> **GIVEN TASK**:
Count the lines below that contain the word "category", and reply with only that number.

Collection entries
....................

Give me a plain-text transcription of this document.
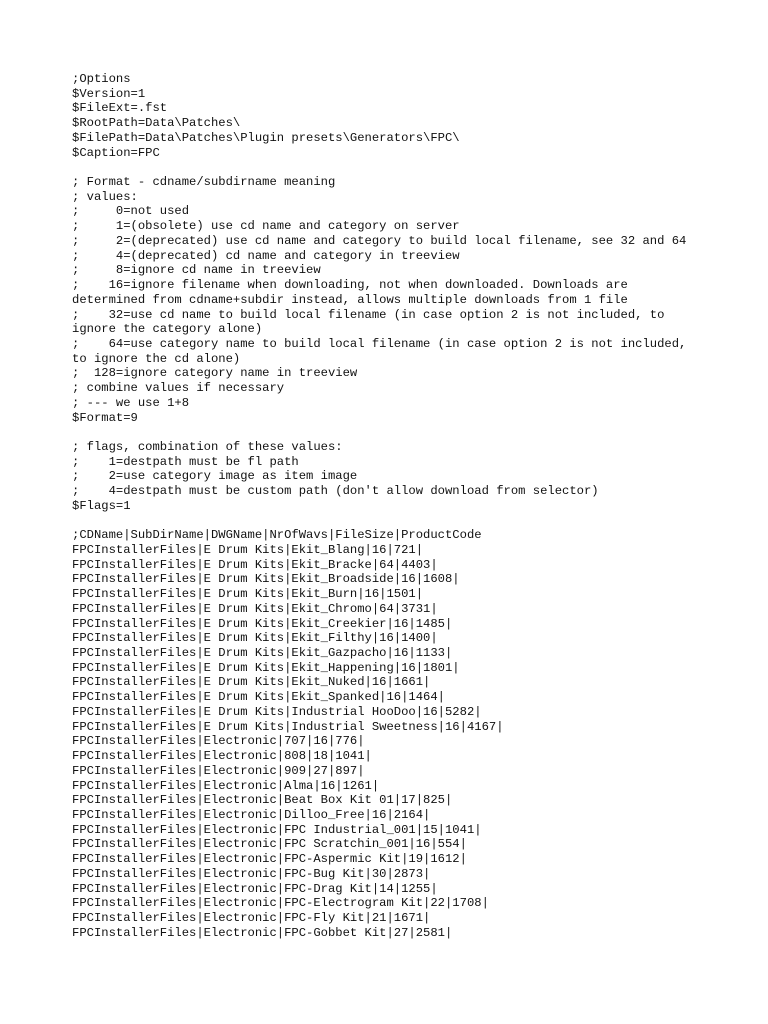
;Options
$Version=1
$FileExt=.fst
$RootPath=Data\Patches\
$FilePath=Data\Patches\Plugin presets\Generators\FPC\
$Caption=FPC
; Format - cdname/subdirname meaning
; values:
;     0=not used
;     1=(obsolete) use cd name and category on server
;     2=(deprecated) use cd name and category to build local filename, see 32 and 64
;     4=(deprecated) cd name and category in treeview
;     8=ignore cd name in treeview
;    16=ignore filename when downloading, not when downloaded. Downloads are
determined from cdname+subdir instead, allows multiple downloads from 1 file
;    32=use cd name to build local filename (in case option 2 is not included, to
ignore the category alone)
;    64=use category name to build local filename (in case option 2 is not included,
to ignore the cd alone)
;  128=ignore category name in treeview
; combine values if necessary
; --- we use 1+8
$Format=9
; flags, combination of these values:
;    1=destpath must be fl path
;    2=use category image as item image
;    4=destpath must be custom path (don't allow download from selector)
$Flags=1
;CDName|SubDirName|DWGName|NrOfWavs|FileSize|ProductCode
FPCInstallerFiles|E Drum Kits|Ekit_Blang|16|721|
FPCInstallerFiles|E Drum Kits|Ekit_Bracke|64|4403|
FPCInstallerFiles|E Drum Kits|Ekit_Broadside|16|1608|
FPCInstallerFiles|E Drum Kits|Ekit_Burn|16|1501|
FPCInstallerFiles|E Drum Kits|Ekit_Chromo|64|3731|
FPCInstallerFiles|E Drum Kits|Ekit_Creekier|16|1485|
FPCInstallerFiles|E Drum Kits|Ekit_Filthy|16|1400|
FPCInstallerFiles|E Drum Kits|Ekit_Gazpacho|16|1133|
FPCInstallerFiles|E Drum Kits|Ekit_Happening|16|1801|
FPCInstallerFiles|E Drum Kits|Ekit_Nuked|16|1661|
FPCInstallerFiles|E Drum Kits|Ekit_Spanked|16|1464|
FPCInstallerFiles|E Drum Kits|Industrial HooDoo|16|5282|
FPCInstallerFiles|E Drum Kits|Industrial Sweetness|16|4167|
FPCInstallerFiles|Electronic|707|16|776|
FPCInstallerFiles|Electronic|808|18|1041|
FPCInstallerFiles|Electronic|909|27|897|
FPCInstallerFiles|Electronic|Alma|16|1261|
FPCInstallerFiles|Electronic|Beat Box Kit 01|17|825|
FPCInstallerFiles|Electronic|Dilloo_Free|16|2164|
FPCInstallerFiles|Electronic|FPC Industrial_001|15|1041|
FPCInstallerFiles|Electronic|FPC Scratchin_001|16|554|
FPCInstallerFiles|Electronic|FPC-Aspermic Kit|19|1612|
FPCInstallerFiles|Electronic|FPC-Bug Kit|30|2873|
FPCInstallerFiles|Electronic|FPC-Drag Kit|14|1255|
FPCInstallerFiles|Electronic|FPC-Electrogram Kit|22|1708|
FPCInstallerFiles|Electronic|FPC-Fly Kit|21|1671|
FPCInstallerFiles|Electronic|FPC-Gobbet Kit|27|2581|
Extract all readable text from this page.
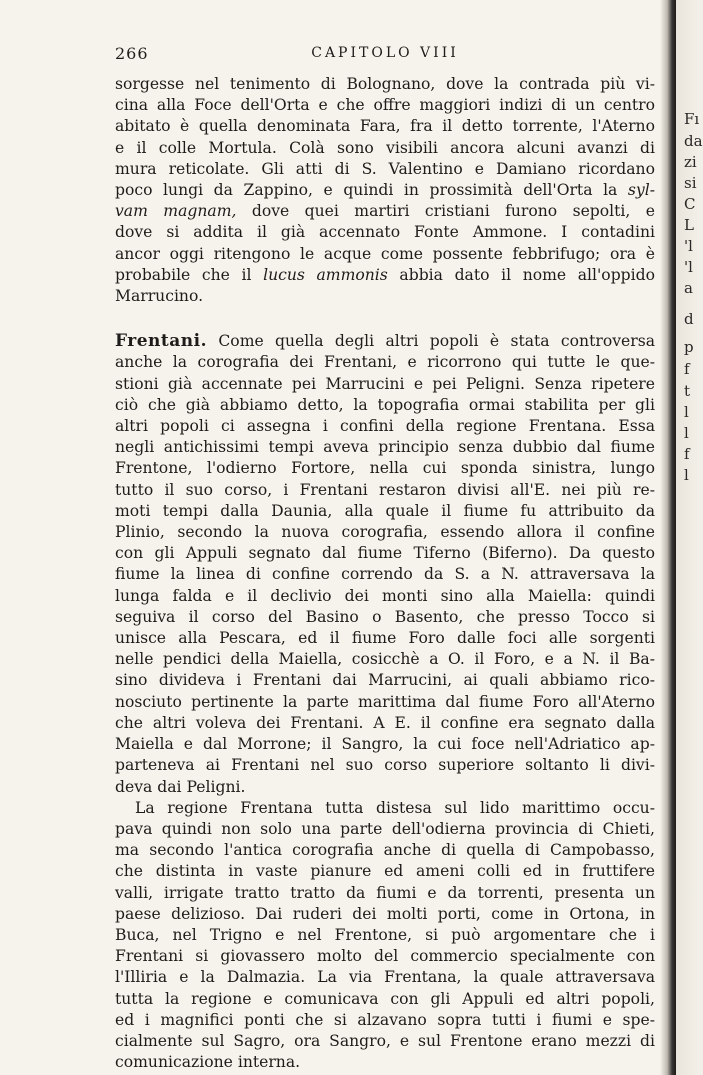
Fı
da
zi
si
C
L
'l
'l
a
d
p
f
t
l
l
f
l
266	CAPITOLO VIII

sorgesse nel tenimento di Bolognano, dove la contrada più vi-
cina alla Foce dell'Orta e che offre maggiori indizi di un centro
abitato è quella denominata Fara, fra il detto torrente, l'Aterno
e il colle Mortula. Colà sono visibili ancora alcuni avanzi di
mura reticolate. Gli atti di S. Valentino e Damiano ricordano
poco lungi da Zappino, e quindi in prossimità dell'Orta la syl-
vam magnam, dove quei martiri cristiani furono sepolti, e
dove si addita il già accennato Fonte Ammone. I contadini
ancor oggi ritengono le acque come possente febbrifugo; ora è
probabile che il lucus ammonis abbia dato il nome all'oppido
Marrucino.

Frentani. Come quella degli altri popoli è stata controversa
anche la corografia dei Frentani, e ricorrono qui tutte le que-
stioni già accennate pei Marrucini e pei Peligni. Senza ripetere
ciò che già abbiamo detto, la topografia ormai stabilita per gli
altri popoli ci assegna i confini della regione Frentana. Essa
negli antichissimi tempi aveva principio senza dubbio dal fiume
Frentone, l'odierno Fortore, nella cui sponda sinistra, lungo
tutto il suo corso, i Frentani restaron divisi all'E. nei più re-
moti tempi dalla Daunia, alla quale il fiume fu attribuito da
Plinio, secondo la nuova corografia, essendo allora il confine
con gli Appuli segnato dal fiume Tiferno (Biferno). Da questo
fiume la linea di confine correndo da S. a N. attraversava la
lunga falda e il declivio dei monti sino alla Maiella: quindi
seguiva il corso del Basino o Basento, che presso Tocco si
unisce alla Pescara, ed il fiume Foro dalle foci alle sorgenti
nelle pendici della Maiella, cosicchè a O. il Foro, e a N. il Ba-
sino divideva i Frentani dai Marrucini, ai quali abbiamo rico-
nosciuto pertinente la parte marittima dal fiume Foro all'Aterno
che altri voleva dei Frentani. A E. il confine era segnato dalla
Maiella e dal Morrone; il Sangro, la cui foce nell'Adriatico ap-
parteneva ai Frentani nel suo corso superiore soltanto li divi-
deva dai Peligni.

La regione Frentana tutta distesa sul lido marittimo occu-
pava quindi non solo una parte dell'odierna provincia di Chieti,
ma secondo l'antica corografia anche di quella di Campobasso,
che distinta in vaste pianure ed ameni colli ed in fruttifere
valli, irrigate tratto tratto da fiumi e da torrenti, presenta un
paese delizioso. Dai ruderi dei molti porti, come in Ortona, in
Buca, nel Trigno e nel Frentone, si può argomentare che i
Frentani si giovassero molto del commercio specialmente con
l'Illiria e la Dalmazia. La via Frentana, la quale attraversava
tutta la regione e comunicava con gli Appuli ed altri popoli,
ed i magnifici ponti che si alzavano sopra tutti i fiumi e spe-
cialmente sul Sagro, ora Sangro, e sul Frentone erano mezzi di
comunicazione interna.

....................

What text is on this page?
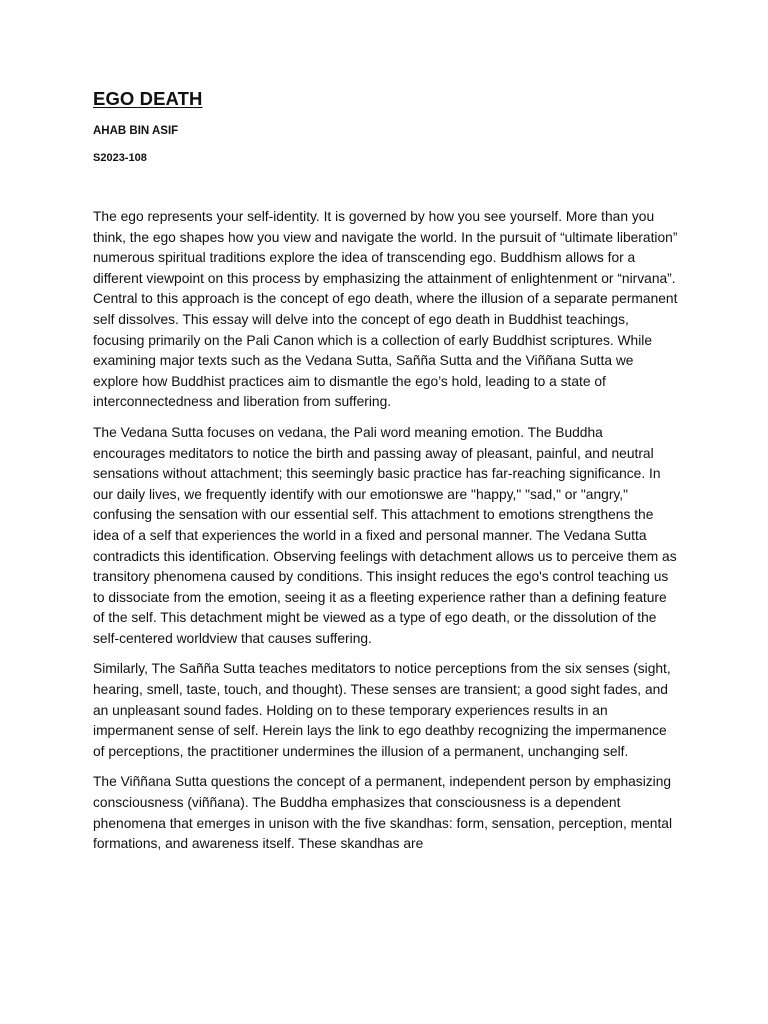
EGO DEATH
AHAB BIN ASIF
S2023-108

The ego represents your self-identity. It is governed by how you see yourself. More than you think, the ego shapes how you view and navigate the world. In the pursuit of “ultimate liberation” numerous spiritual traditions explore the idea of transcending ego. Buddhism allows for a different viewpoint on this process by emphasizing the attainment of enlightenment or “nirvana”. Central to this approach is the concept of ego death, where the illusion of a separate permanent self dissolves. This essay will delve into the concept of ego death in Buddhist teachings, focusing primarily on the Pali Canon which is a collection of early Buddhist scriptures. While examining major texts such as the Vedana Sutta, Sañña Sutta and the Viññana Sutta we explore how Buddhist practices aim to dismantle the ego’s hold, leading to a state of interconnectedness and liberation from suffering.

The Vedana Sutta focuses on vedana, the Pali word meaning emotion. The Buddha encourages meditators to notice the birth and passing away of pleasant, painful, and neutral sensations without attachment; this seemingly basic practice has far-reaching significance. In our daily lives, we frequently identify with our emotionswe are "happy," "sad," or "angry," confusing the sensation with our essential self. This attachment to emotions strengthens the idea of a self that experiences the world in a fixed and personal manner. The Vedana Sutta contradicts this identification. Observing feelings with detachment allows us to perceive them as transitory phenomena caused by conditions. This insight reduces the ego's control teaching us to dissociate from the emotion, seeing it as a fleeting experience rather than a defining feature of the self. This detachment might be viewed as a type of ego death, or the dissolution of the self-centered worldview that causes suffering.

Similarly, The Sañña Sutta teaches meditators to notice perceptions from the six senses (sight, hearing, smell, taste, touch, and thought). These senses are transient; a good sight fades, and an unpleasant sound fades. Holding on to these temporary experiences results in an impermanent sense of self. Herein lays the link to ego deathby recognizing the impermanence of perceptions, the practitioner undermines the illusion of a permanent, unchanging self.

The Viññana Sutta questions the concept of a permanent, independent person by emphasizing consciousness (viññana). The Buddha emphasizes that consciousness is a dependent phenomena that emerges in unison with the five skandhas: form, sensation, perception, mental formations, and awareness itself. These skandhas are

....................

> **ANSWER**:
7